[Given request] Please retype the records below exactly, leaving out any pictures.

Data excerpts:
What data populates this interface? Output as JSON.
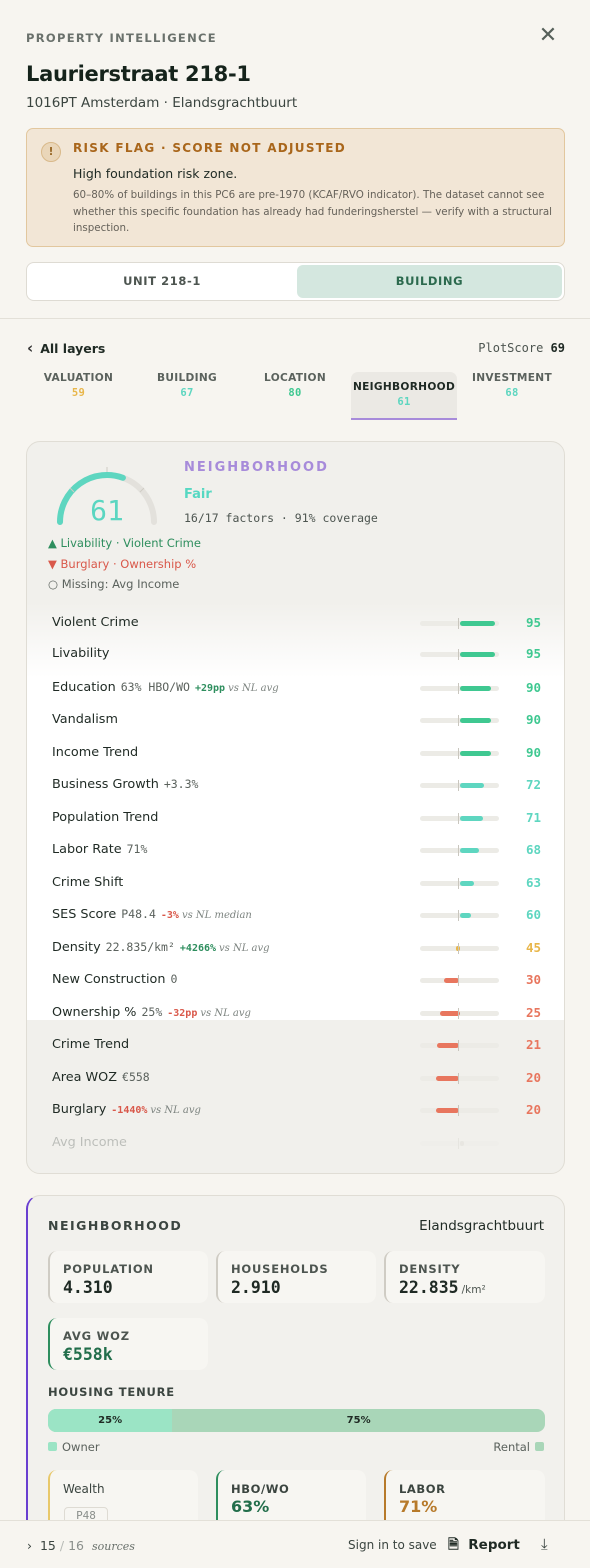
{
  "header": {
    "eyebrow": "PROPERTY INTELLIGENCE",
    "title": "Laurierstraat 218-1",
    "subtitle": "1016PT Amsterdam · Elandsgrachtbuurt"
  },
  "risk": {
    "title": "RISK FLAG · SCORE NOT ADJUSTED",
    "headline": "High foundation risk zone.",
    "body": "60–80% of buildings in this PC6 are pre-1970 (KCAF/RVO indicator). The dataset cannot see whether this specific foundation has already had funderingsherstel — verify with a structural inspection."
  },
  "toggle": {
    "unit": "UNIT 218-1",
    "building": "BUILDING"
  },
  "layers": {
    "back_label": "All layers",
    "plotscore_label": "PlotScore",
    "plotscore_value": "69",
    "tabs": [
      {
        "label": "VALUATION",
        "value": "59",
        "color": "#e8b64a"
      },
      {
        "label": "BUILDING",
        "value": "67",
        "color": "#5ed6c0"
      },
      {
        "label": "LOCATION",
        "value": "80",
        "color": "#3fc891"
      },
      {
        "label": "NEIGHBORHOOD",
        "value": "61",
        "color": "#5ed6c0"
      },
      {
        "label": "INVESTMENT",
        "value": "68",
        "color": "#5ed6c0"
      }
    ]
  },
  "neighborhood": {
    "eyebrow": "NEIGHBORHOOD",
    "score": "61",
    "rating": "Fair",
    "meta": "16/17 factors · 91% coverage",
    "strengths": "Livability · Violent Crime",
    "weaknesses": "Burglary · Ownership %",
    "missing": "Missing: Avg Income",
    "factors": [
      {
        "name": "Violent Crime",
        "score": "95",
        "pct": 0.95
      },
      {
        "name": "Livability",
        "score": "95",
        "pct": 0.95
      },
      {
        "name": "Education",
        "value": "63% HBO/WO",
        "delta": "+29pp",
        "cmp": "vs NL avg",
        "score": "90",
        "pct": 0.9
      },
      {
        "name": "Vandalism",
        "score": "90",
        "pct": 0.9
      },
      {
        "name": "Income Trend",
        "score": "90",
        "pct": 0.9
      },
      {
        "name": "Business Growth",
        "value": "+3.3%",
        "score": "72",
        "pct": 0.72
      },
      {
        "name": "Population Trend",
        "score": "71",
        "pct": 0.71
      },
      {
        "name": "Labor Rate",
        "value": "71%",
        "score": "68",
        "pct": 0.68
      },
      {
        "name": "Crime Shift",
        "score": "63",
        "pct": 0.63
      },
      {
        "name": "SES Score",
        "value": "P48.4",
        "delta": "-3%",
        "cmp": "vs NL median",
        "score": "60",
        "pct": 0.6
      },
      {
        "name": "Density",
        "value": "22.835/km²",
        "delta": "+4266%",
        "cmp": "vs NL avg",
        "score": "45",
        "pct": 0.45
      },
      {
        "name": "New Construction",
        "value": "0",
        "score": "30",
        "pct": 0.3
      },
      {
        "name": "Ownership %",
        "value": "25%",
        "delta": "-32pp",
        "cmp": "vs NL avg",
        "score": "25",
        "pct": 0.25
      },
      {
        "name": "Crime Trend",
        "score": "21",
        "pct": 0.21
      },
      {
        "name": "Area WOZ",
        "value": "€558",
        "score": "20",
        "pct": 0.2
      },
      {
        "name": "Burglary",
        "delta": "-1440%",
        "cmp": "vs NL avg",
        "score": "20",
        "pct": 0.2
      },
      {
        "name": "Avg Income",
        "score": "",
        "pct": 0.5,
        "faded": true
      }
    ]
  },
  "detail": {
    "eyebrow": "NEIGHBORHOOD",
    "area": "Elandsgrachtbuurt",
    "population_label": "POPULATION",
    "population": "4.310",
    "households_label": "HOUSEHOLDS",
    "households": "2.910",
    "density_label": "DENSITY",
    "density": "22.835",
    "density_unit": "/km²",
    "avg_woz_label": "AVG WOZ",
    "avg_woz": "€558k",
    "tenure_label": "HOUSING TENURE",
    "owner_pct": 25,
    "owner_text": "25%",
    "rental_text": "75%",
    "owner_label": "Owner",
    "rental_label": "Rental",
    "wealth_label": "Wealth",
    "wealth_chip": "P48",
    "hbo_label": "HBO/WO",
    "hbo_value": "63%",
    "labor_label": "LABOR",
    "labor_value": "71%"
  },
  "footer": {
    "sources_shown": "15",
    "sources_total": "16",
    "sources_label": "sources",
    "sign_in": "Sign in to save",
    "report": "Report"
  },
  "colors": {
    "high": "#3fc891",
    "mid": "#5ed6c0",
    "warn": "#e8b64a",
    "low": "#e8765e",
    "accent": "#a78bda"
  }
}
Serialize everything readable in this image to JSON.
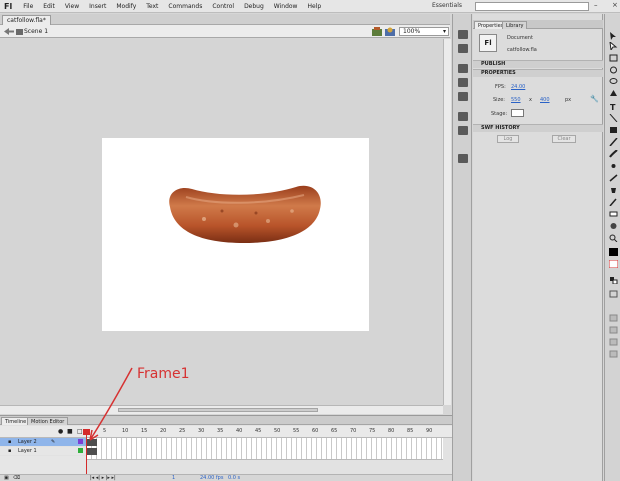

[Completed exercise]
What data populates this interface? Output as JSON.
{
  "header": {
    "eyebrow": "PROPERTY INTELLIGENCE",
    "title": "Laurierstraat 218-1",
    "subtitle": "1016PT Amsterdam · Elandsgrachtbuurt"
  },
  "risk": {
    "title": "RISK FLAG · SCORE NOT ADJUSTED",
    "headline": "High foundation risk zone.",
    "body": "60–80% of buildings in this PC6 are pre-1970 (KCAF/RVO indicator). The dataset cannot see whether this specific foundation has already had funderingsherstel — verify with a structural inspection."
  },
  "toggle": {
    "unit": "UNIT 218-1",
    "building": "BUILDING"
  },
  "layers": {
    "back_label": "All layers",
    "plotscore_label": "PlotScore",
    "plotscore_value": "69",
    "tabs": [
      {
        "label": "VALUATION",
        "value": "59",
        "color": "#e8b64a"
      },
      {
        "label": "BUILDING",
        "value": "67",
        "color": "#5ed6c0"
      },
      {
        "label": "LOCATION",
        "value": "80",
        "color": "#3fc891"
      },
      {
        "label": "NEIGHBORHOOD",
        "value": "61",
        "color": "#5ed6c0"
      },
      {
        "label": "INVESTMENT",
        "value": "68",
        "color": "#5ed6c0"
      }
    ]
  },
  "neighborhood": {
    "eyebrow": "NEIGHBORHOOD",
    "score": "61",
    "rating": "Fair",
    "meta": "16/17 factors · 91% coverage",
    "strengths": "Livability · Violent Crime",
    "weaknesses": "Burglary · Ownership %",
    "missing": "Missing: Avg Income",
    "factors": [
      {
        "name": "Violent Crime",
        "score": "95",
        "pct": 0.95
      },
      {
        "name": "Livability",
        "score": "95",
        "pct": 0.95
      },
      {
        "name": "Education",
        "value": "63% HBO/WO",
        "delta": "+29pp",
        "cmp": "vs NL avg",
        "score": "90",
        "pct": 0.9
      },
      {
        "name": "Vandalism",
        "score": "90",
        "pct": 0.9
      },
      {
        "name": "Income Trend",
        "score": "90",
        "pct": 0.9
      },
      {
        "name": "Business Growth",
        "value": "+3.3%",
        "score": "72",
        "pct": 0.72
      },
      {
        "name": "Population Trend",
        "score": "71",
        "pct": 0.71
      },
      {
        "name": "Labor Rate",
        "value": "71%",
        "score": "68",
        "pct": 0.68
      },
      {
        "name": "Crime Shift",
        "score": "63",
        "pct": 0.63
      },
      {
        "name": "SES Score",
        "value": "P48.4",
        "delta": "-3%",
        "cmp": "vs NL median",
        "score": "60",
        "pct": 0.6
      },
      {
        "name": "Density",
        "value": "22.835/km²",
        "delta": "+4266%",
        "cmp": "vs NL avg",
        "score": "45",
        "pct": 0.45
      },
      {
        "name": "New Construction",
        "value": "0",
        "score": "30",
        "pct": 0.3
      },
      {
        "name": "Ownership %",
        "value": "25%",
        "delta": "-32pp",
        "cmp": "vs NL avg",
        "score": "25",
        "pct": 0.25
      },
      {
        "name": "Crime Trend",
        "score": "21",
        "pct": 0.21
      },
      {
        "name": "Area WOZ",
        "value": "€558",
        "score": "20",
        "pct": 0.2
      },
      {
        "name": "Burglary",
        "delta": "-1440%",
        "cmp": "vs NL avg",
        "score": "20",
        "pct": 0.2
      },
      {
        "name": "Avg Income",
        "score": "",
        "pct": 0.5,
        "faded": true
      }
    ]
  },
  "detail": {
    "eyebrow": "NEIGHBORHOOD",
    "area": "Elandsgrachtbuurt",
    "population_label": "POPULATION",
    "population": "4.310",
    "households_label": "HOUSEHOLDS",
    "households": "2.910",
    "density_label": "DENSITY",
    "density": "22.835",
    "density_unit": "/km²",
    "avg_woz_label": "AVG WOZ",
    "avg_woz": "€558k",
    "tenure_label": "HOUSING TENURE",
    "owner_pct": 25,
    "owner_text": "25%",
    "rental_text": "75%",
    "owner_label": "Owner",
    "rental_label": "Rental",
    "wealth_label": "Wealth",
    "wealth_chip": "P48",
    "hbo_label": "HBO/WO",
    "hbo_value": "63%",
    "labor_label": "LABOR",
    "labor_value": "71%"
  },
  "footer": {
    "sources_shown": "15",
    "sources_total": "16",
    "sources_label": "sources",
    "sign_in": "Sign in to save",
    "report": "Report"
  },
  "colors": {
    "high": "#3fc891",
    "mid": "#5ed6c0",
    "warn": "#e8b64a",
    "low": "#e8765e",
    "accent": "#a78bda"
  }
}
Serialize everything readable in this image to JSON.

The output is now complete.